Items from a dataset:
[BEGIN]

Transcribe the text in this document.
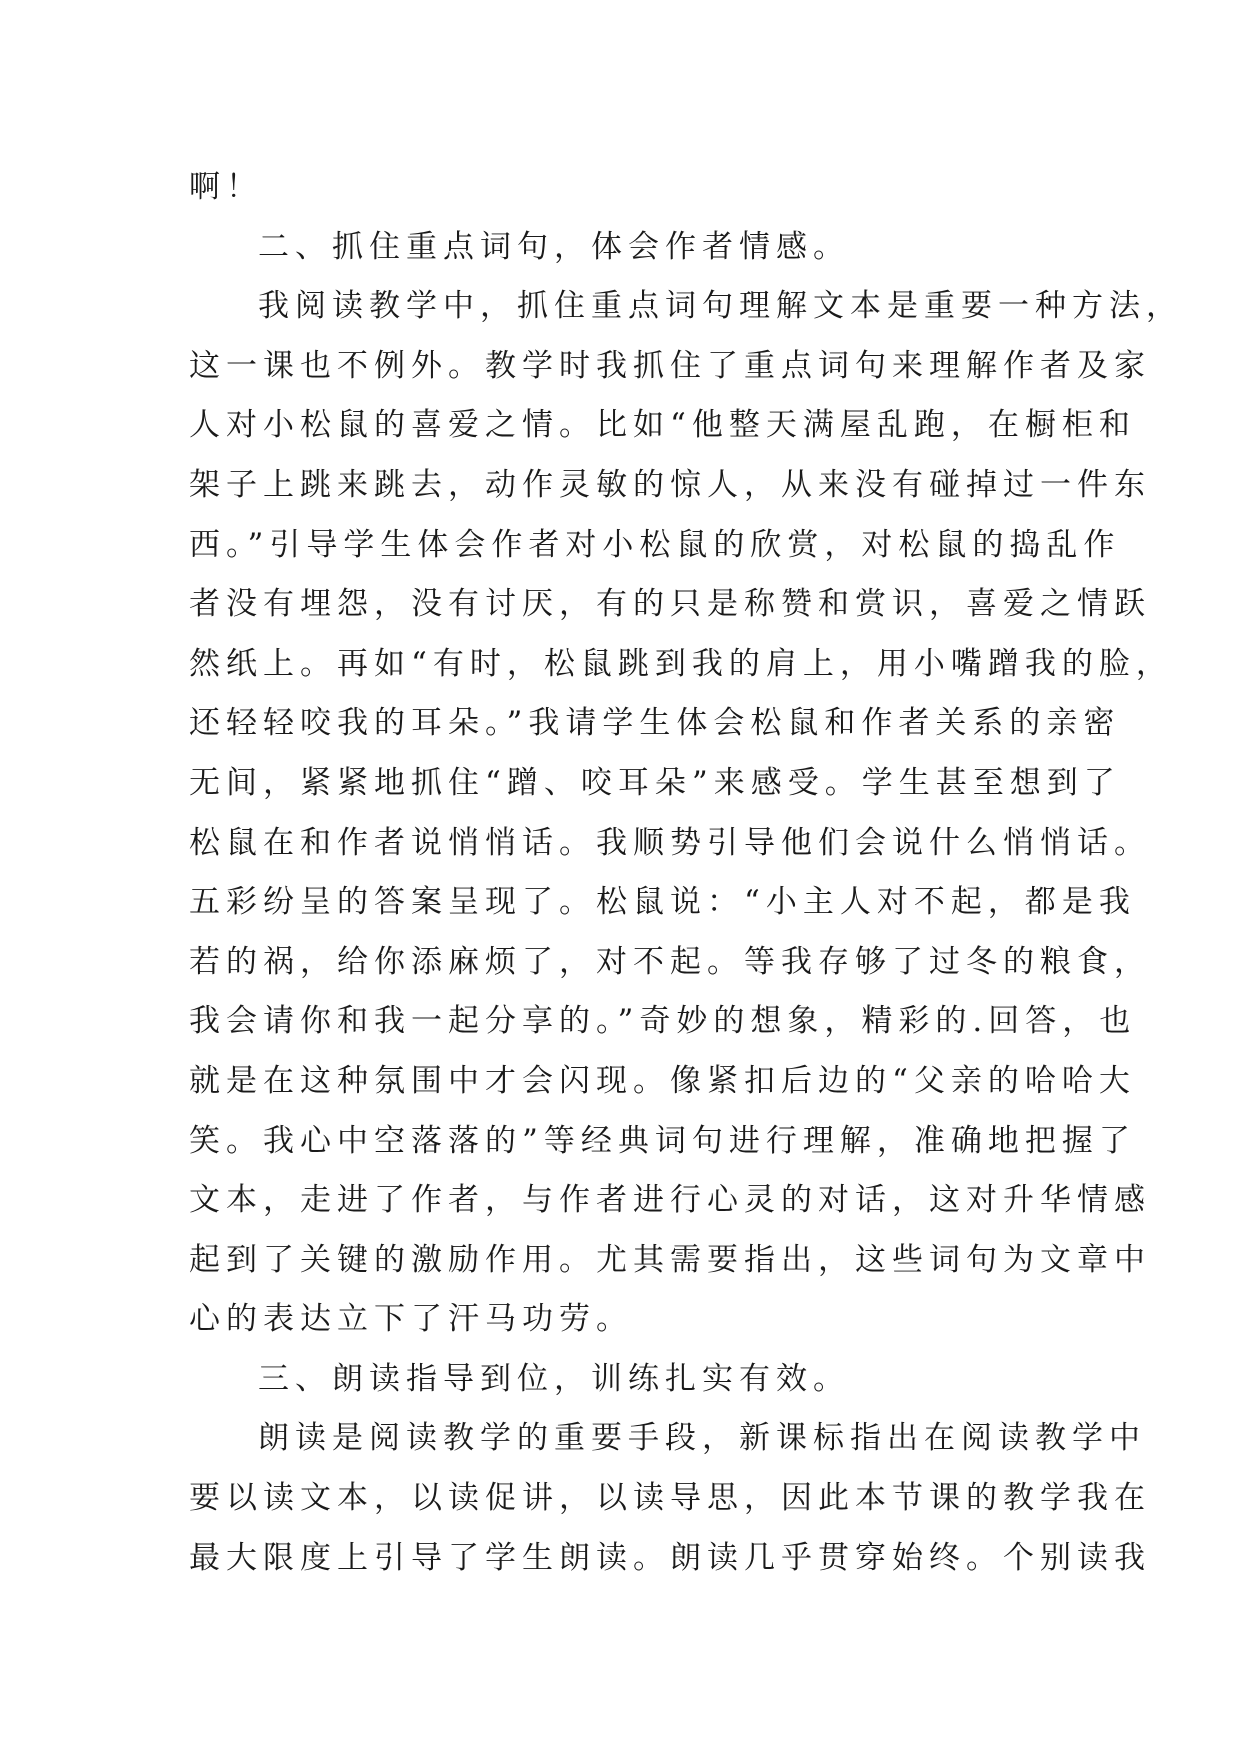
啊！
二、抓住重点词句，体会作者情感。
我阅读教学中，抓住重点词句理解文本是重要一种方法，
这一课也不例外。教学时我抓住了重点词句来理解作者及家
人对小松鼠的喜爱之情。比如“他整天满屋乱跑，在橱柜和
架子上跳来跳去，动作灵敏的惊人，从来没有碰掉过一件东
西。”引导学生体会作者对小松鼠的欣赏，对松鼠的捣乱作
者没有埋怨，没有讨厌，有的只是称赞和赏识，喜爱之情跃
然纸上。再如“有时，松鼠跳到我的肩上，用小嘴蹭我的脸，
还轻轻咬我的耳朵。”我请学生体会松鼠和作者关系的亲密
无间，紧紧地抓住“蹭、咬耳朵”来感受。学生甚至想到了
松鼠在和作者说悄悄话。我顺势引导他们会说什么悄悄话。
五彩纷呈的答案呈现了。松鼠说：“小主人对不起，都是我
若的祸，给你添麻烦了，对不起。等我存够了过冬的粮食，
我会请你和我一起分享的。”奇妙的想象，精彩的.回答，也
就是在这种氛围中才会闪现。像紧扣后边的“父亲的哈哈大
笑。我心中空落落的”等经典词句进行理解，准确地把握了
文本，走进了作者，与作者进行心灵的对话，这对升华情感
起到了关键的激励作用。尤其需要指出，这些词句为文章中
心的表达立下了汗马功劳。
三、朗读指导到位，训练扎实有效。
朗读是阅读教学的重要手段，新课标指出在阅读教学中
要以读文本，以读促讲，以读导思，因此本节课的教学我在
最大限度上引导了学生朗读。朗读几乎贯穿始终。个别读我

[END]

AIM OF THE EXERCISE: Any pictures should be dropped; transcribe the rest of the records above exactly.

TASK RESPONSE:
Transcribe the text in this document.
啊！
二、抓住重点词句，体会作者情感。
我阅读教学中，抓住重点词句理解文本是重要一种方法，
这一课也不例外。教学时我抓住了重点词句来理解作者及家
人对小松鼠的喜爱之情。比如“他整天满屋乱跑，在橱柜和
架子上跳来跳去，动作灵敏的惊人，从来没有碰掉过一件东
西。”引导学生体会作者对小松鼠的欣赏，对松鼠的捣乱作
者没有埋怨，没有讨厌，有的只是称赞和赏识，喜爱之情跃
然纸上。再如“有时，松鼠跳到我的肩上，用小嘴蹭我的脸，
还轻轻咬我的耳朵。”我请学生体会松鼠和作者关系的亲密
无间，紧紧地抓住“蹭、咬耳朵”来感受。学生甚至想到了
松鼠在和作者说悄悄话。我顺势引导他们会说什么悄悄话。
五彩纷呈的答案呈现了。松鼠说：“小主人对不起，都是我
若的祸，给你添麻烦了，对不起。等我存够了过冬的粮食，
我会请你和我一起分享的。”奇妙的想象，精彩的.回答，也
就是在这种氛围中才会闪现。像紧扣后边的“父亲的哈哈大
笑。我心中空落落的”等经典词句进行理解，准确地把握了
文本，走进了作者，与作者进行心灵的对话，这对升华情感
起到了关键的激励作用。尤其需要指出，这些词句为文章中
心的表达立下了汗马功劳。
三、朗读指导到位，训练扎实有效。
朗读是阅读教学的重要手段，新课标指出在阅读教学中
要以读文本，以读促讲，以读导思，因此本节课的教学我在
最大限度上引导了学生朗读。朗读几乎贯穿始终。个别读我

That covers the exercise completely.